▸ GOAL: For the data below, work out how many lines include the string "none" and report only the number.

▸ RECORDS FOR PROCESSING:
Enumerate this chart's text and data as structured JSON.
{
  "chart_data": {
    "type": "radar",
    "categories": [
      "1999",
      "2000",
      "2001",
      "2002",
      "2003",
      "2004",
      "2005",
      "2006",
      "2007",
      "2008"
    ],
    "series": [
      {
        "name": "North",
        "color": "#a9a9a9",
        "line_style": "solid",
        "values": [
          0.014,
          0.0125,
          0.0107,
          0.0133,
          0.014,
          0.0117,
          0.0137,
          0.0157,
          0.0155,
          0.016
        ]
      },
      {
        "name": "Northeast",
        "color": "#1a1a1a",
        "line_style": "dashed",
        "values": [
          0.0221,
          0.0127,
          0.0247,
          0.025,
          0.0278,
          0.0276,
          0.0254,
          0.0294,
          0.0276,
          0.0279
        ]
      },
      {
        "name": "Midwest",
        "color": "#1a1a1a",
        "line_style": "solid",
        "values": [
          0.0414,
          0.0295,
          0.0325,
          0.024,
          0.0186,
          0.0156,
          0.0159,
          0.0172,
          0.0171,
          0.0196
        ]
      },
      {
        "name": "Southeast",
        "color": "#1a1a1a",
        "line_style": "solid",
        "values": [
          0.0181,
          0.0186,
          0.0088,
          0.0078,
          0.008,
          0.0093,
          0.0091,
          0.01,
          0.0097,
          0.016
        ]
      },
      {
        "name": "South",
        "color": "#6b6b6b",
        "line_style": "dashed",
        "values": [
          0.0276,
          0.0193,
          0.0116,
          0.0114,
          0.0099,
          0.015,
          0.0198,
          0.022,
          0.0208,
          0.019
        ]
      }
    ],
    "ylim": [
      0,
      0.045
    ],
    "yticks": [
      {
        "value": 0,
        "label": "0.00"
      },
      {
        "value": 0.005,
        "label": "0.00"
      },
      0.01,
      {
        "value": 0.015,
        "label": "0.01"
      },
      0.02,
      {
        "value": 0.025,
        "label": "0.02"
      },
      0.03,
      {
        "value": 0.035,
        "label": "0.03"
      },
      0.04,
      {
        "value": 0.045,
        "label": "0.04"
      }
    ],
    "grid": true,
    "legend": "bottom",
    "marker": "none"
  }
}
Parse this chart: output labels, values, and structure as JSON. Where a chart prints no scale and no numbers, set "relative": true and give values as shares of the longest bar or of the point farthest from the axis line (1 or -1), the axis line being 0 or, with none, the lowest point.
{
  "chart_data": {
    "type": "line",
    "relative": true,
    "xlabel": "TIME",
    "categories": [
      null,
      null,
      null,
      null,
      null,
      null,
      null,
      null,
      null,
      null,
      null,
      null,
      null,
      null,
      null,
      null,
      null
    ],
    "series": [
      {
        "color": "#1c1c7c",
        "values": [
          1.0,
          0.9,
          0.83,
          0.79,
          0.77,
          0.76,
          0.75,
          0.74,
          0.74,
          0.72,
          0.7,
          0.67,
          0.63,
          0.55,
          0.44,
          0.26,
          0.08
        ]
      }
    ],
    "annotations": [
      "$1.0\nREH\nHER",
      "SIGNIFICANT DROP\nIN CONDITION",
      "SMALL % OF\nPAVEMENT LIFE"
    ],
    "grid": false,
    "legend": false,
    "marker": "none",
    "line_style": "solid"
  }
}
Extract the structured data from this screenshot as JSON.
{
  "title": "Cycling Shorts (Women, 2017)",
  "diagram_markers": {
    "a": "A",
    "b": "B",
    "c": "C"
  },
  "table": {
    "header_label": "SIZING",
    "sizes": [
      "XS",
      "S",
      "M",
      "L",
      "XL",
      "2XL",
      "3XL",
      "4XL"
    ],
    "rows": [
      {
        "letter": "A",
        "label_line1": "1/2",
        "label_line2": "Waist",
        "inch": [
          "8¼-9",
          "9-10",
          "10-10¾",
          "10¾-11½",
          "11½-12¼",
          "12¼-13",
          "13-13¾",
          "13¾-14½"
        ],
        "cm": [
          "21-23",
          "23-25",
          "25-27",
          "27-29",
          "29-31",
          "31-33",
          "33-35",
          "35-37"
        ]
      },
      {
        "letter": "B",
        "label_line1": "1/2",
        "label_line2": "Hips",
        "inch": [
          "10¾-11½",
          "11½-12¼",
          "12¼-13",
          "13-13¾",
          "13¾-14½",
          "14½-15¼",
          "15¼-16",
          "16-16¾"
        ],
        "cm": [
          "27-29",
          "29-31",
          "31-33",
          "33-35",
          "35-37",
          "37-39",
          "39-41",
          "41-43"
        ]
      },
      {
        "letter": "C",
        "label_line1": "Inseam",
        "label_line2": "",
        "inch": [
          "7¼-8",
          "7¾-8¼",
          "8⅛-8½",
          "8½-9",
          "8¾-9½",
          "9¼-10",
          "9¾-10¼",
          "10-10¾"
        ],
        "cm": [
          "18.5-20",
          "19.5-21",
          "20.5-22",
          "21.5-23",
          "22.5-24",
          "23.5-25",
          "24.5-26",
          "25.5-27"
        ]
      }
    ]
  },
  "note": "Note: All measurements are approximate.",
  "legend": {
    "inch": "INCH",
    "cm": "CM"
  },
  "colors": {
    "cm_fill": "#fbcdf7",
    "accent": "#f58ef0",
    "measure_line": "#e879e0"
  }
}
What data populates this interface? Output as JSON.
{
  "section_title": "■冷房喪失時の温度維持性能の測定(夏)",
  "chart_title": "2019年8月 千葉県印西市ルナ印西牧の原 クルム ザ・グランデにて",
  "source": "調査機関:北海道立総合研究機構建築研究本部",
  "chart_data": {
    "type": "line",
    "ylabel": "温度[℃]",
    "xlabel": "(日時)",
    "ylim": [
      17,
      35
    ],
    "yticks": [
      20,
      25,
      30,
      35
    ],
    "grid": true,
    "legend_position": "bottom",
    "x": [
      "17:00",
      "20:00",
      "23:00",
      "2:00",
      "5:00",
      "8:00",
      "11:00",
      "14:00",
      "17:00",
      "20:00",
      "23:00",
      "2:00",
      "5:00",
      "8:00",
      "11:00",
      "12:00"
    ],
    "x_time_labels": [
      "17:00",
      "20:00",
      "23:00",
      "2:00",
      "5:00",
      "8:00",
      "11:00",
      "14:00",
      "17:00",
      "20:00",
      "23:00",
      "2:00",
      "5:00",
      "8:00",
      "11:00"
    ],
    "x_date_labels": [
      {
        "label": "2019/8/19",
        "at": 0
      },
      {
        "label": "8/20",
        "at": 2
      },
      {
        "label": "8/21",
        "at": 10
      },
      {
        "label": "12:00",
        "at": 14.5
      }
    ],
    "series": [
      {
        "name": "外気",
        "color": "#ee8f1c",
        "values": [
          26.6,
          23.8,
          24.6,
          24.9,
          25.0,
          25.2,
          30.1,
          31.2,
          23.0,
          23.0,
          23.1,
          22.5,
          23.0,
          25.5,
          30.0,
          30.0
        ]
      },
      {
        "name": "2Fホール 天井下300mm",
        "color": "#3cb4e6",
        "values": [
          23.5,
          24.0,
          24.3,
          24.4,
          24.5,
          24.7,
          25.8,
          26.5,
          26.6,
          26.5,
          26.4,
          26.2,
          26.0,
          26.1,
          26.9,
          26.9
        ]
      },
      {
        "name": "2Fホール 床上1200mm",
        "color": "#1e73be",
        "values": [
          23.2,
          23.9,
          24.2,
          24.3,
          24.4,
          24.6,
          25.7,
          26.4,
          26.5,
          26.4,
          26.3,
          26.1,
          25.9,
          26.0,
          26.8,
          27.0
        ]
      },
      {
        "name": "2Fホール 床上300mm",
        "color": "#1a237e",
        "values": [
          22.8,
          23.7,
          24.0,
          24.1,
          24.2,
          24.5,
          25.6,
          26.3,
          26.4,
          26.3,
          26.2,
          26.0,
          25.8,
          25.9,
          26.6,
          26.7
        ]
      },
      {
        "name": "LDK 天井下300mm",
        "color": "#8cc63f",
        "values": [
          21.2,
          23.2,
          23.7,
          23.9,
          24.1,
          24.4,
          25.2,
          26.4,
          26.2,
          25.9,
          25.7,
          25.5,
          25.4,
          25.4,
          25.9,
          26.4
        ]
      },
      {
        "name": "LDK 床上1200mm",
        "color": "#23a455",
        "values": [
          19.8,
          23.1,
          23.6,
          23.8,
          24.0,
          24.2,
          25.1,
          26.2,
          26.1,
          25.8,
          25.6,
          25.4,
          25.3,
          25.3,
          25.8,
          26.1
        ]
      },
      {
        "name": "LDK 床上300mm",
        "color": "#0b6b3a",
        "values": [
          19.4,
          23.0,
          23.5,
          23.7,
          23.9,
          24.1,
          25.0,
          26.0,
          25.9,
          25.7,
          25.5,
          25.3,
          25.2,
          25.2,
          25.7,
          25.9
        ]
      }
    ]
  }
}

▸ SOLUTION TO THIS PROBLEM: 3